• **Objective**
Quote verbatim the records from the line containing "Give me the" through the line containing "point-d: D ○— 6.51 [472, 341, 527, 352]", including both of those lines.

— start Records provided —

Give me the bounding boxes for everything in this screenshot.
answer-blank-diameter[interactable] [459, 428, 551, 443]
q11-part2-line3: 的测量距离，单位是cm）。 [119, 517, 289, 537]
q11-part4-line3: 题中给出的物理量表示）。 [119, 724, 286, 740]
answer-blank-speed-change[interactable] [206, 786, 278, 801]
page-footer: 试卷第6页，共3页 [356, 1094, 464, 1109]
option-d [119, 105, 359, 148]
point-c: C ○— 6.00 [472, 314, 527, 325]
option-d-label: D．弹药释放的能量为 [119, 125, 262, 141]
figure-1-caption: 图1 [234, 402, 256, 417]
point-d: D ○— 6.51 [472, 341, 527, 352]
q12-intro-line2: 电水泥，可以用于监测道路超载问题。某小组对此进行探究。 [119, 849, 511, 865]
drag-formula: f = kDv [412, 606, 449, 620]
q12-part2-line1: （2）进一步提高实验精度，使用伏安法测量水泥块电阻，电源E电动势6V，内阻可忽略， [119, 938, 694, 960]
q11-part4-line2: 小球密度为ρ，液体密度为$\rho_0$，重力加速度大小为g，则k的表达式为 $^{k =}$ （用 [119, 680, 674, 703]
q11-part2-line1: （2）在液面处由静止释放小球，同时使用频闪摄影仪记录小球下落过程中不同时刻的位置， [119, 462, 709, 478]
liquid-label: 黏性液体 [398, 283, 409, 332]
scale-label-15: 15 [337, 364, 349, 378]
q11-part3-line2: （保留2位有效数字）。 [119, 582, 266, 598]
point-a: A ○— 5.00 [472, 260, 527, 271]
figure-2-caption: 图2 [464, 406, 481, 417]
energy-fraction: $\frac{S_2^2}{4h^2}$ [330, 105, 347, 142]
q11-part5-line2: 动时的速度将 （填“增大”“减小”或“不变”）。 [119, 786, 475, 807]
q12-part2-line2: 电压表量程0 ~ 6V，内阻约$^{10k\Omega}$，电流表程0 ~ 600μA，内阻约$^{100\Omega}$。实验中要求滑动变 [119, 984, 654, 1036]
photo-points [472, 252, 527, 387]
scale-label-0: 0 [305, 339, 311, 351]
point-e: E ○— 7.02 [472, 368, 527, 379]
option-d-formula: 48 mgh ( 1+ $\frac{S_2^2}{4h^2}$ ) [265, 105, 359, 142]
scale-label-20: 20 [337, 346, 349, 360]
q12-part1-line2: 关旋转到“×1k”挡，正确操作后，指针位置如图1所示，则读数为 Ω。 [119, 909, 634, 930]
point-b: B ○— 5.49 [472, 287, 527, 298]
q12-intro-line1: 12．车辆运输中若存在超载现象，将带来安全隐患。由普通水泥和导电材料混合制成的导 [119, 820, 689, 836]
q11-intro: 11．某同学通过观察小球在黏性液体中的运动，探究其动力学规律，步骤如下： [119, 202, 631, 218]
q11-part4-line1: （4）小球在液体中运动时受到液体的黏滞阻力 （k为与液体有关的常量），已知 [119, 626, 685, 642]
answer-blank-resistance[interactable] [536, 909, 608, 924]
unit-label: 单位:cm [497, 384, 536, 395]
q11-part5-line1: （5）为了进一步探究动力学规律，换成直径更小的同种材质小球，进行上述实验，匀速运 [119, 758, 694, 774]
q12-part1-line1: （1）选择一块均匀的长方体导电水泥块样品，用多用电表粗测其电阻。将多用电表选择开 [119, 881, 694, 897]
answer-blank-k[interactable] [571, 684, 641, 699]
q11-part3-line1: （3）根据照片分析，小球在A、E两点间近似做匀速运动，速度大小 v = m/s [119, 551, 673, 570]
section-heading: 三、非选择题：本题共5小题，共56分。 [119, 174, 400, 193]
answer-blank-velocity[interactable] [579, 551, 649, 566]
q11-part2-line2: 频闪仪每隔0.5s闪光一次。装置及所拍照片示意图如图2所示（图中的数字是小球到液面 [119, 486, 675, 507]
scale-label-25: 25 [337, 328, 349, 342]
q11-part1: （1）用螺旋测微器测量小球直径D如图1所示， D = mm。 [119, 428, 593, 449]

— end Records provided —
— start Records provided —

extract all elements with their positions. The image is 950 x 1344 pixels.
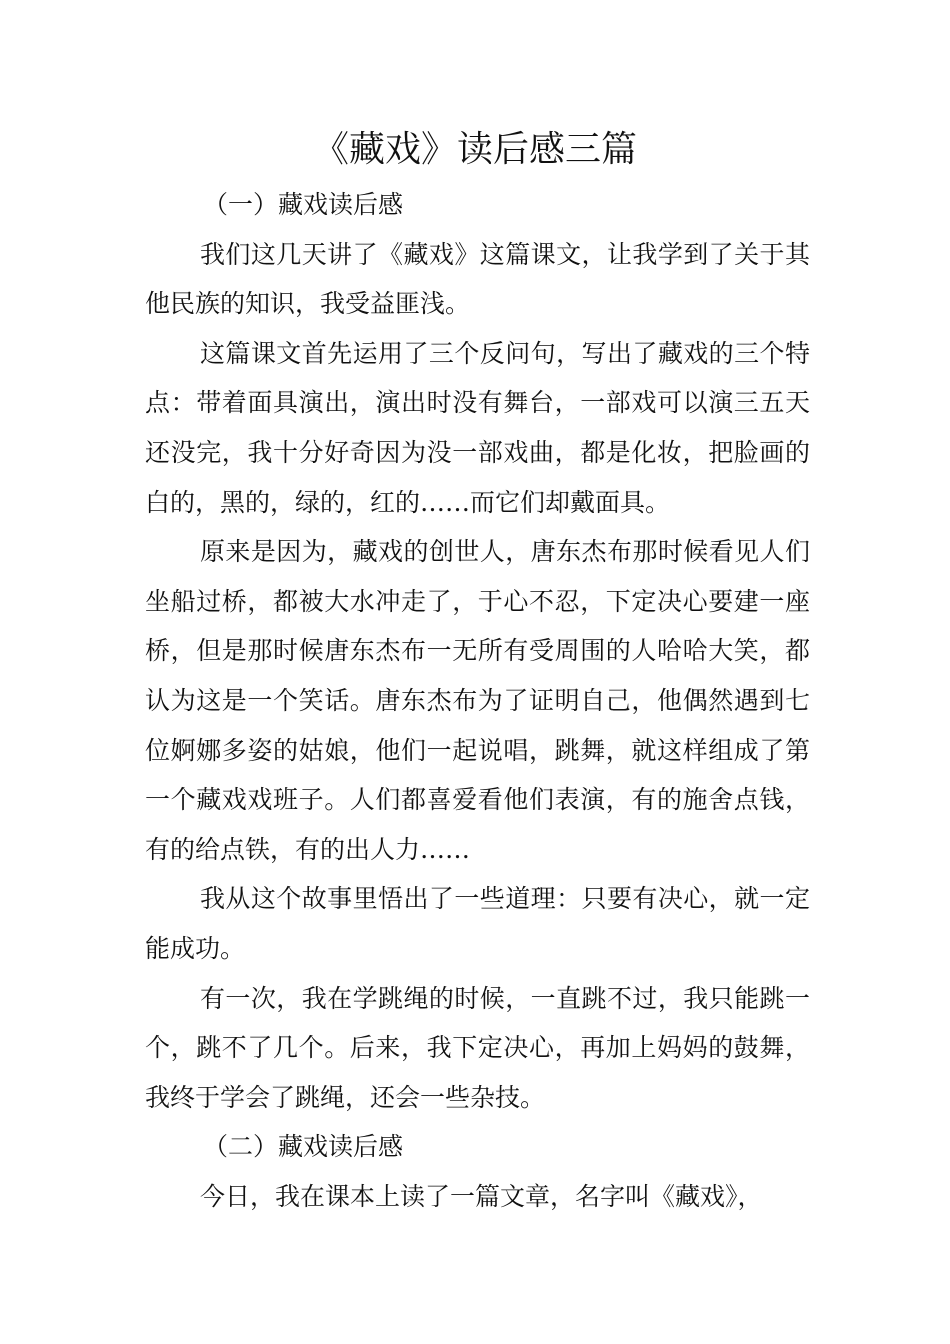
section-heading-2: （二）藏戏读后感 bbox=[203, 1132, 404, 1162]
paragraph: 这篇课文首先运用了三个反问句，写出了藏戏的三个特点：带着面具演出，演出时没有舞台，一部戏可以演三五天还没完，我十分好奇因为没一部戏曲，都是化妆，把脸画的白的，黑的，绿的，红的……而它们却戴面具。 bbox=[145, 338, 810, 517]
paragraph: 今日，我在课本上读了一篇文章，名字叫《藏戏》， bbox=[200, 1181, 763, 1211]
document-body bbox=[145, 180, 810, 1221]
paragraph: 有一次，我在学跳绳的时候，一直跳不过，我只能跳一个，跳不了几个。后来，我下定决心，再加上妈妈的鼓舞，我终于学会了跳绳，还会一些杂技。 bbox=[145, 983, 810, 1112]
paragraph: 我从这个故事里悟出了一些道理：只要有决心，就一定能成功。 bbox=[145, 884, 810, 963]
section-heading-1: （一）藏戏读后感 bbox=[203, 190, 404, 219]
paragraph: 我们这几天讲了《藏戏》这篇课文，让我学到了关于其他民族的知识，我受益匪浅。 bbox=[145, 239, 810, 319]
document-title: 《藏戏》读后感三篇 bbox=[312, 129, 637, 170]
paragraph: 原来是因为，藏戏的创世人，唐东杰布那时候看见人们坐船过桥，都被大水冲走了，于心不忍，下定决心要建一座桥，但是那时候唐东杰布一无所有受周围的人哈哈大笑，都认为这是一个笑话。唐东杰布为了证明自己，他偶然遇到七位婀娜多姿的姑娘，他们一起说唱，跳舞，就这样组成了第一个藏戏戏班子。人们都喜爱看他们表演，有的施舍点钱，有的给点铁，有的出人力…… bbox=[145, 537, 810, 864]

— end Records provided —

• **Solution to the problem**
Give me the bounding boxes for everything in this screenshot.
answer-blank-diameter[interactable] [459, 428, 551, 443]
q11-part2-line3: 的测量距离，单位是cm）。 [119, 517, 289, 537]
q11-part4-line3: 题中给出的物理量表示）。 [119, 724, 286, 740]
answer-blank-speed-change[interactable] [206, 786, 278, 801]
page-footer: 试卷第6页，共3页 [356, 1094, 464, 1109]
option-d [119, 105, 359, 148]
point-c: C ○— 6.00 [472, 314, 527, 325]
option-d-label: D．弹药释放的能量为 [119, 125, 262, 141]
figure-1-caption: 图1 [234, 402, 256, 417]
point-d: D ○— 6.51 [472, 341, 527, 352]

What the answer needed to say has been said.